Start Raw records

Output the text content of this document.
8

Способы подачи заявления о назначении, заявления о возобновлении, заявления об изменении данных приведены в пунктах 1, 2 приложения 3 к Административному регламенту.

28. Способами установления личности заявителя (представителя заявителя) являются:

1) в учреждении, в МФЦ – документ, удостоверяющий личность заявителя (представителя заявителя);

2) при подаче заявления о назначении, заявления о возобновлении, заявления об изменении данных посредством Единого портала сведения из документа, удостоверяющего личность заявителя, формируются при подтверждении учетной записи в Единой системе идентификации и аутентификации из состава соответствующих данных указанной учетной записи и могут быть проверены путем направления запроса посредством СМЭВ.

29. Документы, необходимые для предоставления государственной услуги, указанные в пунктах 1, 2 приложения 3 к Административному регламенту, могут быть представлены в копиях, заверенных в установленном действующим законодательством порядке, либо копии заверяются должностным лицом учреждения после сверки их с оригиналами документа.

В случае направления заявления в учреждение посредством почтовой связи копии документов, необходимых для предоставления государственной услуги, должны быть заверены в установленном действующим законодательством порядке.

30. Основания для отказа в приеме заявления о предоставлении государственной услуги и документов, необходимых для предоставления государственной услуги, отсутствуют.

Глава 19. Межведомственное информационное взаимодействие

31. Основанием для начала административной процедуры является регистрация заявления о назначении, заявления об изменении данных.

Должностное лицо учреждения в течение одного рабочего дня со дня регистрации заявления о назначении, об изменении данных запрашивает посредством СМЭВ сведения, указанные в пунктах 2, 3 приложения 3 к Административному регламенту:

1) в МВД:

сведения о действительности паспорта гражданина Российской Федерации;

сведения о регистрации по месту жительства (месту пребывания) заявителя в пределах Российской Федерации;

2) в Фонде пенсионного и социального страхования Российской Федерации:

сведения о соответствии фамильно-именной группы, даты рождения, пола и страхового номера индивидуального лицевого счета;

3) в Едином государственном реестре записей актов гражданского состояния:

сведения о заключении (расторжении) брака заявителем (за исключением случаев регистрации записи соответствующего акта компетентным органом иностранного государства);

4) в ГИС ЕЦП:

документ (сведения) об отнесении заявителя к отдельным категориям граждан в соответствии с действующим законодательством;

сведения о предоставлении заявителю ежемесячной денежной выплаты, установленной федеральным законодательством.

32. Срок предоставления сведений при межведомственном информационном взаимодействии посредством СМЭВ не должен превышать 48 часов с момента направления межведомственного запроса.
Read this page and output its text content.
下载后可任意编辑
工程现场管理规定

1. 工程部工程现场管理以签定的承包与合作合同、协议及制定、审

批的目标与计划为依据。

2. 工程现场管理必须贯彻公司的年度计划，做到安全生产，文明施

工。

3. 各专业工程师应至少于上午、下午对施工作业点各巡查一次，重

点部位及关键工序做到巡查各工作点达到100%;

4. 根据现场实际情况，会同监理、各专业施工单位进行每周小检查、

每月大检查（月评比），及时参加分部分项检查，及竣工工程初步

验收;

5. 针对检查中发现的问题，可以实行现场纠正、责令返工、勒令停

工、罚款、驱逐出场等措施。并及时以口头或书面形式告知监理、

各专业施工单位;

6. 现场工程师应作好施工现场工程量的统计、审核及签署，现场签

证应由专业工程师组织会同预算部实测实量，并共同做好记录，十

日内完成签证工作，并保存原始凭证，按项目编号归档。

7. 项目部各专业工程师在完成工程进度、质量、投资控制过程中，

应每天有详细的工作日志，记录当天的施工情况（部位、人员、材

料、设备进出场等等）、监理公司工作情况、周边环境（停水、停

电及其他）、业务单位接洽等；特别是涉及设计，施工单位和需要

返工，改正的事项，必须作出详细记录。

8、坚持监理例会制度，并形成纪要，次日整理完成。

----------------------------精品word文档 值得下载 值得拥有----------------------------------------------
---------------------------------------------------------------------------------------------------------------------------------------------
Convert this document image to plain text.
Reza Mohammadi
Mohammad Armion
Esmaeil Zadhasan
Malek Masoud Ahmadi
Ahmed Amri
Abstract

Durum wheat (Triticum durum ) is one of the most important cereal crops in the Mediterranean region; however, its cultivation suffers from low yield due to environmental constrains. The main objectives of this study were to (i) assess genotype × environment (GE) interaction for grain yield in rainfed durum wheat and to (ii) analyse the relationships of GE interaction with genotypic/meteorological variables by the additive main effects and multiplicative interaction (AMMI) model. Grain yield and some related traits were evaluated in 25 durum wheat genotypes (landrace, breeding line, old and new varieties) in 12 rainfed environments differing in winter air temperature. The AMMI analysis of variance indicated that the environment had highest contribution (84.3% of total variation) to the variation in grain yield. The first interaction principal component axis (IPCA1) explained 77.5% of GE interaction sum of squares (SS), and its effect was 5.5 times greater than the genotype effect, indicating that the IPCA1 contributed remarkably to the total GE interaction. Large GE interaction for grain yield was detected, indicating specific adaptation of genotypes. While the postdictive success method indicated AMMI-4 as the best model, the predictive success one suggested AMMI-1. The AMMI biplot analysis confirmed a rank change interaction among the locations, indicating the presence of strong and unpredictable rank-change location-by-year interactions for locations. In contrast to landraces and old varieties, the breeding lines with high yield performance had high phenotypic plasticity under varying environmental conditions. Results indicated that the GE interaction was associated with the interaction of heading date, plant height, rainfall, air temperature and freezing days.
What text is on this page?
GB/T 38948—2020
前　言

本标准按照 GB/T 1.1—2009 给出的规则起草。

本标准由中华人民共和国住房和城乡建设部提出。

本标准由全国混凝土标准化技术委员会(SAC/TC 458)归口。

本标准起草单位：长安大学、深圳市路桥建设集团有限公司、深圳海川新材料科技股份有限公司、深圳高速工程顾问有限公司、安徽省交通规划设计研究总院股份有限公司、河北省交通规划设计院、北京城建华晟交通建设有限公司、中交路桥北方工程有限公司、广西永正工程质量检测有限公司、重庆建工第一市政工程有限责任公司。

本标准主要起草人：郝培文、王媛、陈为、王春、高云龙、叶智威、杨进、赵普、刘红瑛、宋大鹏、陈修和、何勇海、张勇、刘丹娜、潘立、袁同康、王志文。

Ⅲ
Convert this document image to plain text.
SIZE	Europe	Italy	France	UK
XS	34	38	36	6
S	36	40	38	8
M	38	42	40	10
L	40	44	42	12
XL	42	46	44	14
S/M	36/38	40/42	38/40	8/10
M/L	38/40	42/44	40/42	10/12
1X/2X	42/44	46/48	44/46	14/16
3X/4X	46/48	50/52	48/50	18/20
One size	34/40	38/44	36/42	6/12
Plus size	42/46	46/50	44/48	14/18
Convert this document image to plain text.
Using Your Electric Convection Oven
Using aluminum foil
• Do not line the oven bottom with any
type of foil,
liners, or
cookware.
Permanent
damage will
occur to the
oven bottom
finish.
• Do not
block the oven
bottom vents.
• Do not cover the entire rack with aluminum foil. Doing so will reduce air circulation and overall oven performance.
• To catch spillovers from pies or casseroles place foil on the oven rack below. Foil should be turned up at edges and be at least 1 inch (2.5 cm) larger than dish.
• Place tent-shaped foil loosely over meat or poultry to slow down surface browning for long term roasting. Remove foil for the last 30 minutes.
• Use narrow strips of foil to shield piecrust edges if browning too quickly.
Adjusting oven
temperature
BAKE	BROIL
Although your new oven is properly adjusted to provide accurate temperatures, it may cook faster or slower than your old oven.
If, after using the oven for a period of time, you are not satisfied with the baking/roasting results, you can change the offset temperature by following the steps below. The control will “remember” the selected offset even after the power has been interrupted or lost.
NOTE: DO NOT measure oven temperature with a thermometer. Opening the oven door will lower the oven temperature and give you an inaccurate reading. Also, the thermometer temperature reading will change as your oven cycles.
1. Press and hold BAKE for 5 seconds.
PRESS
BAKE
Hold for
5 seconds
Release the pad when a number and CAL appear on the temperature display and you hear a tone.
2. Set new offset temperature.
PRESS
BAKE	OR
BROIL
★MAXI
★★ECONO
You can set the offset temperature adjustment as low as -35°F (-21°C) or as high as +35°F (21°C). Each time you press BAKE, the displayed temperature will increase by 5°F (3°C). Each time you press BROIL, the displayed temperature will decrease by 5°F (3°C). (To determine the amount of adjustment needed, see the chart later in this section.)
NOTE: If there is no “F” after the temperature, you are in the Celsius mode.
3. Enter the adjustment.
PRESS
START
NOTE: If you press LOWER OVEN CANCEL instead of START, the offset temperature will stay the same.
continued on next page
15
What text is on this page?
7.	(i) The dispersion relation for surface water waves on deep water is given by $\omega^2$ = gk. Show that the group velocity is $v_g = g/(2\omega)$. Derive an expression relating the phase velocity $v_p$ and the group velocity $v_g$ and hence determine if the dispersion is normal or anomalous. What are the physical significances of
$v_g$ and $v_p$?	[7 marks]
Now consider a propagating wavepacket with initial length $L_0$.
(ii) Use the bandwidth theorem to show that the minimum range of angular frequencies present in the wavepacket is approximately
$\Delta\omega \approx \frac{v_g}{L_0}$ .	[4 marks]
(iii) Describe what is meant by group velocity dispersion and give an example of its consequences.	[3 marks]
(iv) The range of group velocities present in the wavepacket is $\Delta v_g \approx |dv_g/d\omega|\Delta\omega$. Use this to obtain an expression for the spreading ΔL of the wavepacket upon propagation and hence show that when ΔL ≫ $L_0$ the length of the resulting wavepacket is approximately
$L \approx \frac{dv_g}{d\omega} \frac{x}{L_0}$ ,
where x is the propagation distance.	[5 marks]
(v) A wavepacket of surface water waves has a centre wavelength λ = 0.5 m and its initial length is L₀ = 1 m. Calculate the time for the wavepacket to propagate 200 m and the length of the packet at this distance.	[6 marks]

End Raw records

Copy every line of the listing where the word "content" appears.

— Solved exercise —
Output the text content of this document.
Read this page and output its text content.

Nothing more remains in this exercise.